Request =
Please reproduce the material below word for word, keeping every line in its original order.

━━━━━ Data to use ━━━━━

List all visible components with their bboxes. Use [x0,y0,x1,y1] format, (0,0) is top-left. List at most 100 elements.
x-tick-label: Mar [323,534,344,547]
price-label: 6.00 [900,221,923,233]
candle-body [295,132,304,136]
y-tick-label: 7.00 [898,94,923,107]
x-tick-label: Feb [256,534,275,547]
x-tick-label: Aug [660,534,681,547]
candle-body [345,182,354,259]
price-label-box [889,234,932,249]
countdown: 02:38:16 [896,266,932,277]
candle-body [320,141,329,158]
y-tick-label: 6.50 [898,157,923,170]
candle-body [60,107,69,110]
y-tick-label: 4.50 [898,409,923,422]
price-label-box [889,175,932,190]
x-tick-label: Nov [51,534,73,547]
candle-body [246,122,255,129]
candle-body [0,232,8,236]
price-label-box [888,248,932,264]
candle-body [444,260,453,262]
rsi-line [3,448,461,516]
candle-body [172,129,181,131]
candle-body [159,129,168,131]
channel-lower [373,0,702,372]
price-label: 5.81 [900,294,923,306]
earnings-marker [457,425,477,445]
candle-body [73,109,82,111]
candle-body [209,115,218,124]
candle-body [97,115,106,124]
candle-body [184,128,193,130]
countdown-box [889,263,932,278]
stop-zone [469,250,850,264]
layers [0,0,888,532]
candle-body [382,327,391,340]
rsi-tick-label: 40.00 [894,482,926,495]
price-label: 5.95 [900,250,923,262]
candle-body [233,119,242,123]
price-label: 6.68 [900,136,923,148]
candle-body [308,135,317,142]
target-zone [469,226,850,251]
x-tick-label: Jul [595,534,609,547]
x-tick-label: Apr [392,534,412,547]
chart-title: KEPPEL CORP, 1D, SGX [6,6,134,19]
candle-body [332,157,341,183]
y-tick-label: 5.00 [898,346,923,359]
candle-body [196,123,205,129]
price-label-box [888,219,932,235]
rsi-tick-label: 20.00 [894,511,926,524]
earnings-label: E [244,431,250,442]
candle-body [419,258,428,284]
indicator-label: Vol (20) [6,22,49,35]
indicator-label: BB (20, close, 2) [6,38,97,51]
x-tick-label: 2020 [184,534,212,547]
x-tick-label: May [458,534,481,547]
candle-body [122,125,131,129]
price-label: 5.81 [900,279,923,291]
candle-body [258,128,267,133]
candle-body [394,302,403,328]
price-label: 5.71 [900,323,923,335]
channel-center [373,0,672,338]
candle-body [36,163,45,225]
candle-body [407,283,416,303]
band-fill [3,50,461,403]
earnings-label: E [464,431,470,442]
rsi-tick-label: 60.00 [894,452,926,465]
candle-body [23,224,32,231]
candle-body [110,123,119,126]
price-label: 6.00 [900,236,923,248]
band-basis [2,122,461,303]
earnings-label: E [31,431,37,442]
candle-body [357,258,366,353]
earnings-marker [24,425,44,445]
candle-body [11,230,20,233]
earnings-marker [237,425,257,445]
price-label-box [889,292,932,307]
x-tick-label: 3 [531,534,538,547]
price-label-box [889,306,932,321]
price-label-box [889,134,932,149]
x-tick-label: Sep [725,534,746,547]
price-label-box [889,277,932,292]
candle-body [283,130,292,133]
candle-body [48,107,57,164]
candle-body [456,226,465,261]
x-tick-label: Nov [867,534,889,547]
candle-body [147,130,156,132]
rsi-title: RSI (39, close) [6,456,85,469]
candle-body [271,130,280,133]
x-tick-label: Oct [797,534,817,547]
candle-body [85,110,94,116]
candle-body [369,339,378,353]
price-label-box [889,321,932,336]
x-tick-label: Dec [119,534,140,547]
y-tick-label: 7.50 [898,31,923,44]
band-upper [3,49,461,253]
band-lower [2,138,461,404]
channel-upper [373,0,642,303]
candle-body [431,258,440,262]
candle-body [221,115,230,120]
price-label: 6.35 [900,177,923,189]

━━━━━

Answer to the problem =
List all visible components with their bboxes. Use [x0,y0,x1,y1] format, (0,0) is top-left. List at most 100 elements.
x-tick-label: Mar [323,534,344,547]
price-label: 6.00 [900,221,923,233]
candle-body [295,132,304,136]
y-tick-label: 7.00 [898,94,923,107]
x-tick-label: Feb [256,534,275,547]
x-tick-label: Aug [660,534,681,547]
candle-body [345,182,354,259]
price-label-box [889,234,932,249]
countdown: 02:38:16 [896,266,932,277]
candle-body [320,141,329,158]
y-tick-label: 6.50 [898,157,923,170]
candle-body [60,107,69,110]
y-tick-label: 4.50 [898,409,923,422]
price-label-box [889,175,932,190]
x-tick-label: Nov [51,534,73,547]
candle-body [246,122,255,129]
candle-body [0,232,8,236]
price-label-box [888,248,932,264]
candle-body [444,260,453,262]
rsi-line [3,448,461,516]
candle-body [172,129,181,131]
candle-body [159,129,168,131]
channel-lower [373,0,702,372]
price-label: 5.81 [900,294,923,306]
earnings-marker [457,425,477,445]
candle-body [73,109,82,111]
candle-body [209,115,218,124]
candle-body [97,115,106,124]
candle-body [184,128,193,130]
countdown-box [889,263,932,278]
stop-zone [469,250,850,264]
layers [0,0,888,532]
candle-body [382,327,391,340]
rsi-tick-label: 40.00 [894,482,926,495]
price-label: 5.95 [900,250,923,262]
candle-body [233,119,242,123]
price-label: 6.68 [900,136,923,148]
candle-body [308,135,317,142]
target-zone [469,226,850,251]
x-tick-label: Jul [595,534,609,547]
x-tick-label: Apr [392,534,412,547]
chart-title: KEPPEL CORP, 1D, SGX [6,6,134,19]
candle-body [332,157,341,183]
y-tick-label: 5.00 [898,346,923,359]
candle-body [196,123,205,129]
price-label-box [888,219,932,235]
rsi-tick-label: 20.00 [894,511,926,524]
earnings-label: E [244,431,250,442]
candle-body [419,258,428,284]
indicator-label: Vol (20) [6,22,49,35]
indicator-label: BB (20, close, 2) [6,38,97,51]
x-tick-label: 2020 [184,534,212,547]
x-tick-label: May [458,534,481,547]
candle-body [122,125,131,129]
price-label: 5.81 [900,279,923,291]
candle-body [258,128,267,133]
candle-body [394,302,403,328]
price-label: 5.71 [900,323,923,335]
channel-center [373,0,672,338]
candle-body [36,163,45,225]
candle-body [407,283,416,303]
band-fill [3,50,461,403]
earnings-label: E [464,431,470,442]
rsi-tick-label: 60.00 [894,452,926,465]
candle-body [23,224,32,231]
candle-body [110,123,119,126]
price-label: 6.00 [900,236,923,248]
band-basis [2,122,461,303]
earnings-label: E [31,431,37,442]
candle-body [357,258,366,353]
earnings-marker [24,425,44,445]
candle-body [11,230,20,233]
earnings-marker [237,425,257,445]
price-label-box [889,292,932,307]
x-tick-label: 3 [531,534,538,547]
price-label-box [889,306,932,321]
price-label-box [889,134,932,149]
x-tick-label: Sep [725,534,746,547]
price-label-box [889,277,932,292]
candle-body [283,130,292,133]
candle-body [48,107,57,164]
candle-body [456,226,465,261]
x-tick-label: Nov [867,534,889,547]
candle-body [147,130,156,132]
rsi-title: RSI (39, close) [6,456,85,469]
candle-body [271,130,280,133]
x-tick-label: Oct [797,534,817,547]
candle-body [85,110,94,116]
candle-body [369,339,378,353]
price-label-box [889,321,932,336]
x-tick-label: Dec [119,534,140,547]
y-tick-label: 7.50 [898,31,923,44]
band-upper [3,49,461,253]
band-lower [2,138,461,404]
channel-upper [373,0,642,303]
candle-body [431,258,440,262]
candle-body [221,115,230,120]
price-label: 6.35 [900,177,923,189]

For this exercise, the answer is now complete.